Wherever a line holds the word "中层管理人员请假审批表", copy that line out.
┄┄┄┄┄┄
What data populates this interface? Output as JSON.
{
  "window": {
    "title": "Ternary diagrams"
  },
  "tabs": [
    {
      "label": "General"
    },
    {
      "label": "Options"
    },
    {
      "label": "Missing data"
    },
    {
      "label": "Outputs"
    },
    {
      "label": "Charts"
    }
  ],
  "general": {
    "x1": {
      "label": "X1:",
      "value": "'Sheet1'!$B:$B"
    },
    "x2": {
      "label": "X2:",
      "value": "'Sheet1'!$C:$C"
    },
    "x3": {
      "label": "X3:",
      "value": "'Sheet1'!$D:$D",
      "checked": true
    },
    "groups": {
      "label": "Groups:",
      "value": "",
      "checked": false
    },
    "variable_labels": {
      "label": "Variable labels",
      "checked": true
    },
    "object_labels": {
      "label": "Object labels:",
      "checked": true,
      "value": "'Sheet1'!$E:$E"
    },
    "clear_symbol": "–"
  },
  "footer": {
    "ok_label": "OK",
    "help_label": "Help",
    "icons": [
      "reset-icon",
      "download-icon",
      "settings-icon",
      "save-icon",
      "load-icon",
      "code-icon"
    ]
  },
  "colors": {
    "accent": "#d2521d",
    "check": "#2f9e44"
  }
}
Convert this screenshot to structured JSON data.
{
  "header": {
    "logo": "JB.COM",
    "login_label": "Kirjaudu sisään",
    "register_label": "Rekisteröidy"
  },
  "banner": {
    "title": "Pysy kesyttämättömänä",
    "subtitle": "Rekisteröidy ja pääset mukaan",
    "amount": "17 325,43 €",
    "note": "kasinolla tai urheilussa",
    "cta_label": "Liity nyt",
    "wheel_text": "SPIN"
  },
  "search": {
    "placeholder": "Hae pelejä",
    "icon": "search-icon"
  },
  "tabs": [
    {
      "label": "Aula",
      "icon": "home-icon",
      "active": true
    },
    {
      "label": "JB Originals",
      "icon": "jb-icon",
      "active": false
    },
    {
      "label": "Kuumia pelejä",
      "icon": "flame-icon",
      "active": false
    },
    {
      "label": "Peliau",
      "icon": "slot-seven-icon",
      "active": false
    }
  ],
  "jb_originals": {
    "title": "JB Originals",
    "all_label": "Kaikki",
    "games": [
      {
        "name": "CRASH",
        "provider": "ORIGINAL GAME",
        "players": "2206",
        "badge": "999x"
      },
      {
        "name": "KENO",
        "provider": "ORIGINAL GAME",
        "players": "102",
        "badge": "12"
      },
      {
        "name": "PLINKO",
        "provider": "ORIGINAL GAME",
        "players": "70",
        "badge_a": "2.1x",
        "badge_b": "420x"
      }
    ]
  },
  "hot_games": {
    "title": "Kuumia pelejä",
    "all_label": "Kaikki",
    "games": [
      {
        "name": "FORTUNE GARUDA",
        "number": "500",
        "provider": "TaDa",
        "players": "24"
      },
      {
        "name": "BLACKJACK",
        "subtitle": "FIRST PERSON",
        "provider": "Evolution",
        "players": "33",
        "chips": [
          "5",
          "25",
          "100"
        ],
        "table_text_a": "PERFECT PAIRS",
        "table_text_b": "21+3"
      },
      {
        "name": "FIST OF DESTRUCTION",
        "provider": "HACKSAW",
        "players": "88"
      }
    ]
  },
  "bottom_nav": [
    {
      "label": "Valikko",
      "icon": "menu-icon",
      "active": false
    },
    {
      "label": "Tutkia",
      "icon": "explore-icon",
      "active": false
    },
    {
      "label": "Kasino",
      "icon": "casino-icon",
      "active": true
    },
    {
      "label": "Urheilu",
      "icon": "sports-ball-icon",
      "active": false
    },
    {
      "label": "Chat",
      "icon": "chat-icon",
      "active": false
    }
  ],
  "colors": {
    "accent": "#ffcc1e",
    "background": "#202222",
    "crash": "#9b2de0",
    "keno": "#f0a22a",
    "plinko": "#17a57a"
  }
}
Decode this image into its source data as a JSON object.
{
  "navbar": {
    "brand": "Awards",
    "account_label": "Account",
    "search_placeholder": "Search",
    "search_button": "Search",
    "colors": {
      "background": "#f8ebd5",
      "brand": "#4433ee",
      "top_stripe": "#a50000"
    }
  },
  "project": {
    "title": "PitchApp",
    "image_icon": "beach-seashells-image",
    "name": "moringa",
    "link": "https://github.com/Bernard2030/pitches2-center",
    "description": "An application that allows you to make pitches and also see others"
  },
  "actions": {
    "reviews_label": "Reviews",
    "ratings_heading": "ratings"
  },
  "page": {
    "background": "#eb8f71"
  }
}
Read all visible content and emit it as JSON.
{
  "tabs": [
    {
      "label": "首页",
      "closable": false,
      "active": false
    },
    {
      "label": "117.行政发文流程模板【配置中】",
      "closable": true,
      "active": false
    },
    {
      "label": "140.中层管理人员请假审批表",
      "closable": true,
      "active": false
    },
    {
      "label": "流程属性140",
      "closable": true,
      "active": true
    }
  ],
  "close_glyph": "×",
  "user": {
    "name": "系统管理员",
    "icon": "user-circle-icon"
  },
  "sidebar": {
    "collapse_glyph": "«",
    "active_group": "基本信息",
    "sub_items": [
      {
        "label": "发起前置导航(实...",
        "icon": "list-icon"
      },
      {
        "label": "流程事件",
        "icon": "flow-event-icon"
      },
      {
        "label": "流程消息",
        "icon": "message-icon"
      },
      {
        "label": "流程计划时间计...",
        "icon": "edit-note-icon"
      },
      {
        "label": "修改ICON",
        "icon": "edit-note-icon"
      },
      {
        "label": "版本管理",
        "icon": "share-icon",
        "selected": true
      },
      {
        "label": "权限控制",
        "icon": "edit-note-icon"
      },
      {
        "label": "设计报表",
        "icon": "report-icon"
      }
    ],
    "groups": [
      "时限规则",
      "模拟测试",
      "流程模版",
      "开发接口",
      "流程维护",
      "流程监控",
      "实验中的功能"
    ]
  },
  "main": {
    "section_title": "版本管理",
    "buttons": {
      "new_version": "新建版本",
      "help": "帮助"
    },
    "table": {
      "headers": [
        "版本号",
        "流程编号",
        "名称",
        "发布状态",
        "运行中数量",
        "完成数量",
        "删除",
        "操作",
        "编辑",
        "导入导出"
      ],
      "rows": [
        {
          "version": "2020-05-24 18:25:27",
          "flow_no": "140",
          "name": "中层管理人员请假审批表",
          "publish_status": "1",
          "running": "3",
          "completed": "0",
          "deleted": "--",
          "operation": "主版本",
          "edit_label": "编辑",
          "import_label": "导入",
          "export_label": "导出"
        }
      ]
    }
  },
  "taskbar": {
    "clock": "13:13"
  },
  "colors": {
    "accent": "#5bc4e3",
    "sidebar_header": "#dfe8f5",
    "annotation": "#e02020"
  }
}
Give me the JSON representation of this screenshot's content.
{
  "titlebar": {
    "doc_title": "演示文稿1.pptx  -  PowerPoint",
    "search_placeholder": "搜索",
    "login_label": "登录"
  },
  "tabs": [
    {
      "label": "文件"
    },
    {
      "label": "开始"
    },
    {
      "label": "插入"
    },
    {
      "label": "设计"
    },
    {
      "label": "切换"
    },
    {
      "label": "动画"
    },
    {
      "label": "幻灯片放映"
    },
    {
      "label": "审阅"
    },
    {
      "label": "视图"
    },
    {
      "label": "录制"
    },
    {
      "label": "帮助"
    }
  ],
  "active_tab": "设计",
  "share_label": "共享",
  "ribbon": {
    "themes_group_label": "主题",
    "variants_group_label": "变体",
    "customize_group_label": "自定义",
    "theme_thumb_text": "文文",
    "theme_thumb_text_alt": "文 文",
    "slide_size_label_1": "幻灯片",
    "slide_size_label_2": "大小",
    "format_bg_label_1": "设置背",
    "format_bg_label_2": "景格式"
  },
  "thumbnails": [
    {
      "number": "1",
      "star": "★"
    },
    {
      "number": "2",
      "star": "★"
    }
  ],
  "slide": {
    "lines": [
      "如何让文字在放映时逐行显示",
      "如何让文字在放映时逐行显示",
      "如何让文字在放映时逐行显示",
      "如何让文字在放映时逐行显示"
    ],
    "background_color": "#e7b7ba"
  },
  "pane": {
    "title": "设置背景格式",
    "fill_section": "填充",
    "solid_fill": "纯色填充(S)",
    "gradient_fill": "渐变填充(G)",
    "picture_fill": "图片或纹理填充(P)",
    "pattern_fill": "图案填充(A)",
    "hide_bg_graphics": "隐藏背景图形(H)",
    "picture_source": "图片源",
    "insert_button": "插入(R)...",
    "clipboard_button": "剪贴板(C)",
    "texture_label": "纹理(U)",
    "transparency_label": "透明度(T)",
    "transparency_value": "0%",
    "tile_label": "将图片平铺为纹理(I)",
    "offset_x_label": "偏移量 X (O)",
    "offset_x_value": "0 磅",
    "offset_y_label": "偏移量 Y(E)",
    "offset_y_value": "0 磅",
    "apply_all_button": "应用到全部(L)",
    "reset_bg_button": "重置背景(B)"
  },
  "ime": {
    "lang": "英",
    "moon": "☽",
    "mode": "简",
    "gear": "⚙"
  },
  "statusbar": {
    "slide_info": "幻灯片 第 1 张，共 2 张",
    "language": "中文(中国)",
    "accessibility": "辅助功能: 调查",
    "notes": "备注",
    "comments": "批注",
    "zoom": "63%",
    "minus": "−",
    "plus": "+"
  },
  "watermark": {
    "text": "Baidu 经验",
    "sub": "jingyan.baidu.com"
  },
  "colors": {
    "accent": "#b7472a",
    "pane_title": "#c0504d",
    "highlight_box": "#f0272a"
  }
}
┄┄┄┄┄┄
**RESULT OF THIS EXERCISE**
      "label": "140.中层管理人员请假审批表",
          "name": "中层管理人员请假审批表",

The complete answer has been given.